:: What needs to be done ::
Repeat the listing in full, preserving every character.

━━━━━━━━━━━━━━━━━━━━

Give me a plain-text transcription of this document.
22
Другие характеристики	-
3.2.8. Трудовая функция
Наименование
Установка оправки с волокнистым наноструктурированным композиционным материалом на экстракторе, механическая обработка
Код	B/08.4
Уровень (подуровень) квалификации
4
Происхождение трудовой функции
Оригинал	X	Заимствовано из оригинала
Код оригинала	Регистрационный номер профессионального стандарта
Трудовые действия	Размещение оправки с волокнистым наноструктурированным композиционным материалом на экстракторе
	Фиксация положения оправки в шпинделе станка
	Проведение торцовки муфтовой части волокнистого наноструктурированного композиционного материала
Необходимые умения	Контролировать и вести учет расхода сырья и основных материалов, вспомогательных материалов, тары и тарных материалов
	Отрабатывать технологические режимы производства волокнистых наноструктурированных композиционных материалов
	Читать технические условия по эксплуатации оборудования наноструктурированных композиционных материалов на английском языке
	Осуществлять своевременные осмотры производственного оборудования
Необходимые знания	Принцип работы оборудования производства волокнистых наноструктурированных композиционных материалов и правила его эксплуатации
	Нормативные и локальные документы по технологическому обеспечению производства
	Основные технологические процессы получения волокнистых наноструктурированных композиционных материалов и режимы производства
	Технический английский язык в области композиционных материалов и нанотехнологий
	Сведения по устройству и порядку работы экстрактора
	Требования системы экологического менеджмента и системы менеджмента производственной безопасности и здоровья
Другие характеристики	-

━━━━━━━━━━━━━━━━━━━━

:: Task answer ::
Give me a plain-text transcription of this document.
22
Другие характеристики	-
3.2.8. Трудовая функция
Наименование
Установка оправки с волокнистым наноструктурированным композиционным материалом на экстракторе, механическая обработка
Код	B/08.4
Уровень (подуровень) квалификации
4
Происхождение трудовой функции
Оригинал	X	Заимствовано из оригинала
Код оригинала	Регистрационный номер профессионального стандарта
Трудовые действия	Размещение оправки с волокнистым наноструктурированным композиционным материалом на экстракторе
	Фиксация положения оправки в шпинделе станка
	Проведение торцовки муфтовой части волокнистого наноструктурированного композиционного материала
Необходимые умения	Контролировать и вести учет расхода сырья и основных материалов, вспомогательных материалов, тары и тарных материалов
	Отрабатывать технологические режимы производства волокнистых наноструктурированных композиционных материалов
	Читать технические условия по эксплуатации оборудования наноструктурированных композиционных материалов на английском языке
	Осуществлять своевременные осмотры производственного оборудования
Необходимые знания	Принцип работы оборудования производства волокнистых наноструктурированных композиционных материалов и правила его эксплуатации
	Нормативные и локальные документы по технологическому обеспечению производства
	Основные технологические процессы получения волокнистых наноструктурированных композиционных материалов и режимы производства
	Технический английский язык в области композиционных материалов и нанотехнологий
	Сведения по устройству и порядку работы экстрактора
	Требования системы экологического менеджмента и системы менеджмента производственной безопасности и здоровья
Другие характеристики	-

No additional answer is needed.